**Description of the task**
Reproduce every line in the listing that contains the word "الانضمام".

**Data entries**
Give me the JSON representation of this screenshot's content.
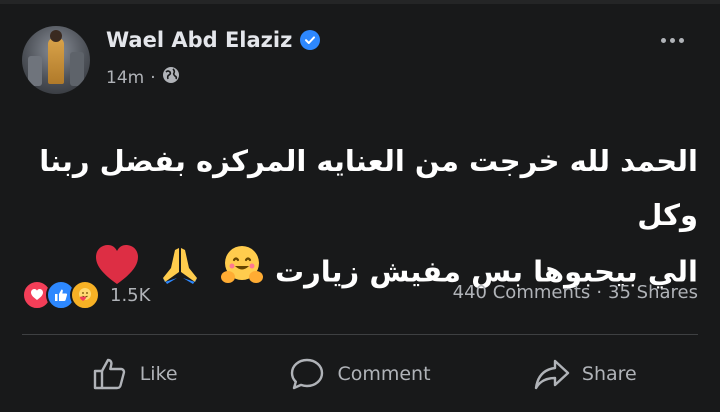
{
  "post": {
    "author": "Wael Abd Elaziz",
    "time": "14m",
    "separator": "·",
    "privacy_icon": "globe-icon",
    "text_line1": "الحمد لله خرجت من العنايه المركزه بفضل ربنا وكل",
    "text_line2": "الي بيحبوها بس مفيش زيارت",
    "emojis": [
      "hugging-face",
      "folded-hands",
      "red-heart"
    ]
  },
  "reactions": {
    "types": [
      "love",
      "like",
      "care"
    ],
    "count": "1.5K"
  },
  "engagement": {
    "comments": "440 Comments",
    "separator": "·",
    "shares": "35 Shares"
  },
  "actions": {
    "like_label": "Like",
    "comment_label": "Comment",
    "share_label": "Share"
  },
  "colors": {
    "background": "#18191a",
    "verified": "#2d88ff",
    "love": "#f33e58",
    "like": "#2d88ff",
    "care": "#f7b125",
    "secondary_text": "#b0b3b8"
  }
}
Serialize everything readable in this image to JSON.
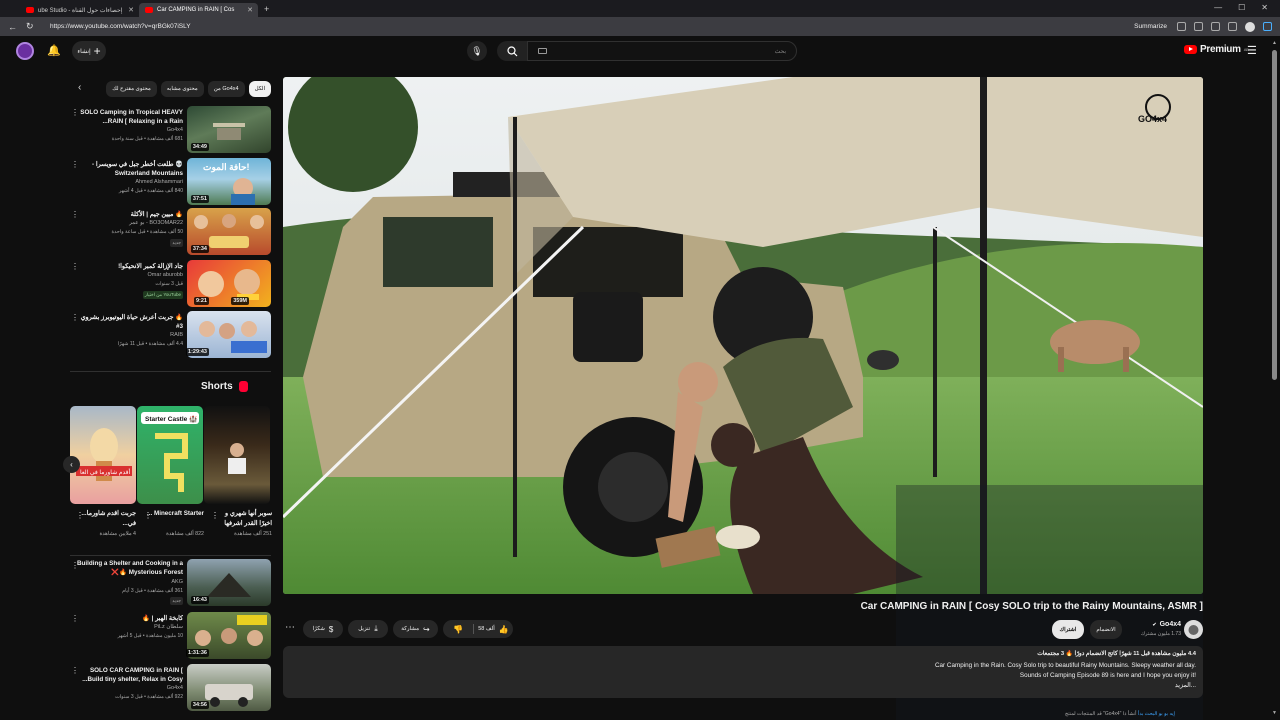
{
  "browser": {
    "tabs": [
      {
        "label": "ube Studio - إحصاءات حول القناة",
        "active": false
      },
      {
        "label": "Car CAMPING in RAIN [ Cos",
        "active": true
      }
    ],
    "url": "https://www.youtube.com/watch?v=qrBGk07iSLY",
    "summarize_label": "Summarize"
  },
  "header": {
    "create_label": "إنشاء",
    "search_placeholder": "بحث",
    "logo_text": "Premium",
    "logo_sup": "AE"
  },
  "chips": [
    "الكل",
    "من Go4x4",
    "محتوى مشابه",
    "محتوى مقترح لك"
  ],
  "recommendations": [
    {
      "title": "SOLO Camping in Tropical HEAVY RAIN [ Relaxing in a Rain...",
      "channel": "Go4x4",
      "meta": "681 ألف مشاهدة • قبل سنة واحدة",
      "duration": "34:49",
      "badge": ""
    },
    {
      "title": "💀 طلعت أخطر جبل في سويسرا - Switzerland Mountains",
      "channel": "Ahmed Alshammari",
      "meta": "840 ألف مشاهدة • قبل 4 أشهر",
      "duration": "37:51",
      "badge": ""
    },
    {
      "title": "🔥 ميين جيم | الأكلة",
      "channel": "BO3OMAR22 - بو عمر",
      "meta": "50 ألف مشاهدة • قبل ساعة واحدة",
      "duration": "37:34",
      "badge": "جديد"
    },
    {
      "title": "جاد الإزالة كمبر الانحيكوا!",
      "channel": "Omar aburobb",
      "meta": "قبل 3 سنوات",
      "duration": "9:21",
      "badge": "من اختيار YouTube"
    },
    {
      "title": "🔥 جربت أعرش حياة اليوتيوبرز بشروي 3#",
      "channel": "RAIB",
      "meta": "4.4 ألف مشاهدة • قبل 11 شهرًا",
      "duration": "1:29:43",
      "badge": ""
    }
  ],
  "shorts": {
    "heading": "Shorts",
    "items": [
      {
        "title": "سوبر أنها شهري و اخيرًا القدر اشرفها",
        "views": "251 ألف مشاهدة"
      },
      {
        "title": "Minecraft Starter ...",
        "views": "822 ألف مشاهدة"
      },
      {
        "title": "جربت اقدم شاورما... في...",
        "views": "4 ملايين مشاهدة"
      }
    ],
    "thumb_text_2": "Starter Castle 🏰",
    "thumb_text_3": "أقدم شاورما في العا"
  },
  "more_recs": [
    {
      "title": "Building a Shelter and Cooking in a Mysterious Forest 🔥❌",
      "channel": "AKG",
      "meta": "361 ألف مشاهدة • قبل 3 أيام",
      "duration": "16:43",
      "badge": "جديد"
    },
    {
      "title": "كابخة الهبر | 🔥",
      "channel": "سلطان PiLz",
      "meta": "10 مليون مشاهدة • قبل 5 أشهر",
      "duration": "1:31:36",
      "badge": ""
    },
    {
      "title": "SOLO CAR CAMPING in RAIN [ Build tiny shelter, Relax in Cosy...",
      "channel": "Go4x4",
      "meta": "922 ألف مشاهدة • قبل 3 سنوات",
      "duration": "34:56",
      "badge": ""
    }
  ],
  "video": {
    "title": "Car CAMPING in RAIN [ Cosy SOLO trip to the Rainy Mountains, ASMR ]",
    "channel": "Go4x4",
    "subscribers": "1.73 مليون مشترك",
    "subscribe_label": "اشتراك",
    "join_label": "الانضمام",
    "like_count": "58 ألف",
    "share_label": "مشاركة",
    "download_label": "تنزيل",
    "thanks_label": "شكرًا",
    "watermark": "GO4x4"
  },
  "description": {
    "meta": "4.4 مليون مشاهدة قبل 11 شهرًا  كاتج الانضمام دورًا 🔥 3 مجتمعات",
    "line1": "Car Camping in the Rain. Cosy Solo trip to beautiful Rainy Mountains. Sleepy weather all day.",
    "line2": "Sounds of Camping Episode 89 is here and I hope you enjoy it!",
    "more": "...المزيد"
  },
  "footer_note": {
    "text": "أنشأ ذا \"Go4x4\" قد  المنتجات لمنتج",
    "link": "إيه بو بو  البحث بدأ"
  }
}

**Written solution**
    "join_label": "الانضمام",
    "meta": "4.4 مليون مشاهدة قبل 11 شهرًا  كاتج الانضمام دورًا 🔥 3 مجتمعات",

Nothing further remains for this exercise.